___ ТЕКСТ ДЛЯ ЧТЕНИЯ

Методы, которыми пользовался Ермолов при подавлении горцев, их соотношение с европейскими – христианскими – нравственными законами и просто представлениями о человеческой гуманности, – особый и далеко не простой сюжет.
В начале 1819 года, после похода в Дагестан, Грибоедов, человек пронзительного ума и к тому времени неплохо узнавший Алексея Петровича, написал о нем нечто, дающее ключ к проблеме: "Нет, не при нем здесь быть бунту. Надо видеть и слышать, когда он собирает здешних или по ту сторону Кавказа кабардинских и прочих князей; при помощи наметанных драгоманов, которые слова его не смеют проронить, как он пугает грубое воображение слушателей палками, виселицами, всякого рода казнями, пожарами; это на словах, а на деле тоже смиряет оружием ослушников, вешает, жжет их села – что же делать? По законам я не оправдываю некоторых его самовольных поступков, но вспомни, что он в Азии – здесь ребенок хватается за нож. А, право, добр; сколько, мне кажется, премягких чувств…"
Это Грибоедов писал в Россию своему другу Бегичеву, понимая, что слухи о ермоловском терроре туда доходят.

______

### ПИСЬМЕННОЕ ЗАДАНИЕ A
Пожалуйста, соберите из записей все строки, в которых встречается строка «None».
Текст и записи никак не связаны друг с другом.

___ ИЗВЛЕЧЁННЫЙ МАТЕРИАЛ

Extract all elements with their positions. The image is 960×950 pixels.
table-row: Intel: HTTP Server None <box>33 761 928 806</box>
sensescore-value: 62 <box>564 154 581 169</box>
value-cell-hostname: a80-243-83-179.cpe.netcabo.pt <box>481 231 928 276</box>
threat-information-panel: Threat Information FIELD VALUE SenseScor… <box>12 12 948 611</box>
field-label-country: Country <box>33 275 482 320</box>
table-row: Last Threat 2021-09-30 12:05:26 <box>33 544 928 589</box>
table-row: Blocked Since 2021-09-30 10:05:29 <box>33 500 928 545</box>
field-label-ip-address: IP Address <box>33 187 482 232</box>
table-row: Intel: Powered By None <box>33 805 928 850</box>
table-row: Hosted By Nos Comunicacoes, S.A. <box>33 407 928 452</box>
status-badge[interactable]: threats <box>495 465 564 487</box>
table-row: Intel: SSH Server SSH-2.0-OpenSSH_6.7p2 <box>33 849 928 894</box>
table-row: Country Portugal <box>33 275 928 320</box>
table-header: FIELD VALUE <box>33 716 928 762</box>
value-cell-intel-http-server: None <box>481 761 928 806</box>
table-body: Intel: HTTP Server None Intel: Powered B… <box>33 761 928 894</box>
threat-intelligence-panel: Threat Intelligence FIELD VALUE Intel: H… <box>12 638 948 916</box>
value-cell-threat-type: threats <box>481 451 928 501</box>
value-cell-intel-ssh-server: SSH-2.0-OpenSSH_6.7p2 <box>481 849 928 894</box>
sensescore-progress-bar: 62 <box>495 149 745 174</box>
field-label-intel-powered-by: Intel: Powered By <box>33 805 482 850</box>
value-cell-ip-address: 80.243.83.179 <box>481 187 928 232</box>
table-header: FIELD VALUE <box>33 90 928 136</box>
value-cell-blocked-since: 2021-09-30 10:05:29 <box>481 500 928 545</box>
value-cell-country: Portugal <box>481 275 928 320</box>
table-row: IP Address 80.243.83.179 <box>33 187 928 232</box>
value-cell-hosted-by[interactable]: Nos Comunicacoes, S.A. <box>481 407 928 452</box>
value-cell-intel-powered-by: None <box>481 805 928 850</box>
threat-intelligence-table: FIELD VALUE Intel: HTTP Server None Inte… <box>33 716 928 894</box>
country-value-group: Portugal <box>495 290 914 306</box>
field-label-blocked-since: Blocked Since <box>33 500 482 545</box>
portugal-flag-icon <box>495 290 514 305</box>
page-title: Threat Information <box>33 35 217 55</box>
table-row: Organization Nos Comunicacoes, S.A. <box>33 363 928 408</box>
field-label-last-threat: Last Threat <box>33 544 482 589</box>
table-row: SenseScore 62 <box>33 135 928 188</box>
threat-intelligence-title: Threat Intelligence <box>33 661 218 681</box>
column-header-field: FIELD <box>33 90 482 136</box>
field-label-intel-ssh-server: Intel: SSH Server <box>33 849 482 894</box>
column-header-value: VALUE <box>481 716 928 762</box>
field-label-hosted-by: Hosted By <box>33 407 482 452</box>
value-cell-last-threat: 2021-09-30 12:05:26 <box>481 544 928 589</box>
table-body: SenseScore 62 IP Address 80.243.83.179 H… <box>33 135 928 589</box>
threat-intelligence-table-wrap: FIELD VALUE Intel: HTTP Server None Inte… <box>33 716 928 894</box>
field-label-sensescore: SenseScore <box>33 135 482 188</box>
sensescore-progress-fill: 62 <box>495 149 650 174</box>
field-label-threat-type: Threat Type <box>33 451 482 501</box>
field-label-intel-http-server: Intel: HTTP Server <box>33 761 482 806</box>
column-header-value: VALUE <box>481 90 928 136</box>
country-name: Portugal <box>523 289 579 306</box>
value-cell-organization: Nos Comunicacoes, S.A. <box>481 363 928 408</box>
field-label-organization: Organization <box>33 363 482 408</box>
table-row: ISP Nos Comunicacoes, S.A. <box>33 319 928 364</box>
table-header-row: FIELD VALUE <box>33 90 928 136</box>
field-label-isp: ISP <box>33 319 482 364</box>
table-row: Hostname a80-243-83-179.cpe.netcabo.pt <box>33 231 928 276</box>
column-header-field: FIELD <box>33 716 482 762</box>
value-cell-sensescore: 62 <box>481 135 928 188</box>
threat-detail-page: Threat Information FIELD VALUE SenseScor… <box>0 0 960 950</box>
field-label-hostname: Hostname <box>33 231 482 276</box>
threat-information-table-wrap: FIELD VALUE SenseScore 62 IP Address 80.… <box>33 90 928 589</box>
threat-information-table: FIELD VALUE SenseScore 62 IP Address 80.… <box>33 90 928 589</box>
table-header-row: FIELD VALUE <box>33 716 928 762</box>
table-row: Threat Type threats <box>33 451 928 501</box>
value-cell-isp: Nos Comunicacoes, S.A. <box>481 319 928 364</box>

______

### ПИСЬМЕННОЕ ЗАДАНИЕ B
Кому, согласно тексту о Ермолове, Грибоедов писал письмо с отзывом о нём?

### ПОЛНОЕ РЕШЕНИЕ A
table-row: Intel: HTTP Server None <box>33 761 928 806</box>
table-row: Intel: Powered By None <box>33 805 928 850</box>
value-cell-intel-http-server: None <box>481 761 928 806</box>
table-body: Intel: HTTP Server None Intel: Powered B… <box>33 761 928 894</box>
value-cell-intel-powered-by: None <box>481 805 928 850</box>
threat-intelligence-table: FIELD VALUE Intel: HTTP Server None Inte… <box>33 716 928 894</box>
threat-intelligence-table-wrap: FIELD VALUE Intel: HTTP Server None Inte… <box>33 716 928 894</box>

### ПОЛНОЕ РЕШЕНИЕ B
Своему другу Бегичеву в Россию.